• _THE EXERCISE_
The data below is to be returned in full and exactly.
--- begin ---
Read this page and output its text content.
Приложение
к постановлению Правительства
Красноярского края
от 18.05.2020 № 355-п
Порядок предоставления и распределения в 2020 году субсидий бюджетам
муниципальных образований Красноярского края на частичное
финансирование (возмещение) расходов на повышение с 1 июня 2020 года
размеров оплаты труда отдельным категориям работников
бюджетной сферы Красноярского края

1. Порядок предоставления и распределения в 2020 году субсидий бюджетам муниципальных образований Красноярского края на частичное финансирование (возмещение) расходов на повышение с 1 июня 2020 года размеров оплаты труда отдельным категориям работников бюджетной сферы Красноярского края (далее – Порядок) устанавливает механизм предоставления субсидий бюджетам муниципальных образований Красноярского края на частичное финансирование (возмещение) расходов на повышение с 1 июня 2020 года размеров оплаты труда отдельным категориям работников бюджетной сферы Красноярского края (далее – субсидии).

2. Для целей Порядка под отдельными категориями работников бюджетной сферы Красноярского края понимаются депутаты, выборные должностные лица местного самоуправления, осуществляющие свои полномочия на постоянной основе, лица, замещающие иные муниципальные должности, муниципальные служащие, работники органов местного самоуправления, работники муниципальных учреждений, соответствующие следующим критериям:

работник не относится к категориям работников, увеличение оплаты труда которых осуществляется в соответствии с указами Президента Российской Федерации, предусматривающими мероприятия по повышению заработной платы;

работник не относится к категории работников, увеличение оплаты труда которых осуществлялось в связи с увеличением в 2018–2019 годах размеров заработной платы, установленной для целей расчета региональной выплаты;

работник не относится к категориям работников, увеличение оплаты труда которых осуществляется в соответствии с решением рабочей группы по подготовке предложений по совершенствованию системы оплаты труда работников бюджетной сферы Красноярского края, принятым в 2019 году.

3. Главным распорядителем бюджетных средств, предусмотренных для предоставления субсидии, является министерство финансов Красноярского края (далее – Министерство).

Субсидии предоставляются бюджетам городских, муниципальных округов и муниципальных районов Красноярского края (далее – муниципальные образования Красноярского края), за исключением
--- end ---
• _THE OUTPUT_
Read this page and output its text content.
Приложение
к постановлению Правительства
Красноярского края
от 18.05.2020 № 355-п
Порядок предоставления и распределения в 2020 году субсидий бюджетам
муниципальных образований Красноярского края на частичное
финансирование (возмещение) расходов на повышение с 1 июня 2020 года
размеров оплаты труда отдельным категориям работников
бюджетной сферы Красноярского края

1. Порядок предоставления и распределения в 2020 году субсидий бюджетам муниципальных образований Красноярского края на частичное финансирование (возмещение) расходов на повышение с 1 июня 2020 года размеров оплаты труда отдельным категориям работников бюджетной сферы Красноярского края (далее – Порядок) устанавливает механизм предоставления субсидий бюджетам муниципальных образований Красноярского края на частичное финансирование (возмещение) расходов на повышение с 1 июня 2020 года размеров оплаты труда отдельным категориям работников бюджетной сферы Красноярского края (далее – субсидии).

2. Для целей Порядка под отдельными категориями работников бюджетной сферы Красноярского края понимаются депутаты, выборные должностные лица местного самоуправления, осуществляющие свои полномочия на постоянной основе, лица, замещающие иные муниципальные должности, муниципальные служащие, работники органов местного самоуправления, работники муниципальных учреждений, соответствующие следующим критериям:

работник не относится к категориям работников, увеличение оплаты труда которых осуществляется в соответствии с указами Президента Российской Федерации, предусматривающими мероприятия по повышению заработной платы;

работник не относится к категории работников, увеличение оплаты труда которых осуществлялось в связи с увеличением в 2018–2019 годах размеров заработной платы, установленной для целей расчета региональной выплаты;

работник не относится к категориям работников, увеличение оплаты труда которых осуществляется в соответствии с решением рабочей группы по подготовке предложений по совершенствованию системы оплаты труда работников бюджетной сферы Красноярского края, принятым в 2019 году.

3. Главным распорядителем бюджетных средств, предусмотренных для предоставления субсидии, является министерство финансов Красноярского края (далее – Министерство).

Субсидии предоставляются бюджетам городских, муниципальных округов и муниципальных районов Красноярского края (далее – муниципальные образования Красноярского края), за исключением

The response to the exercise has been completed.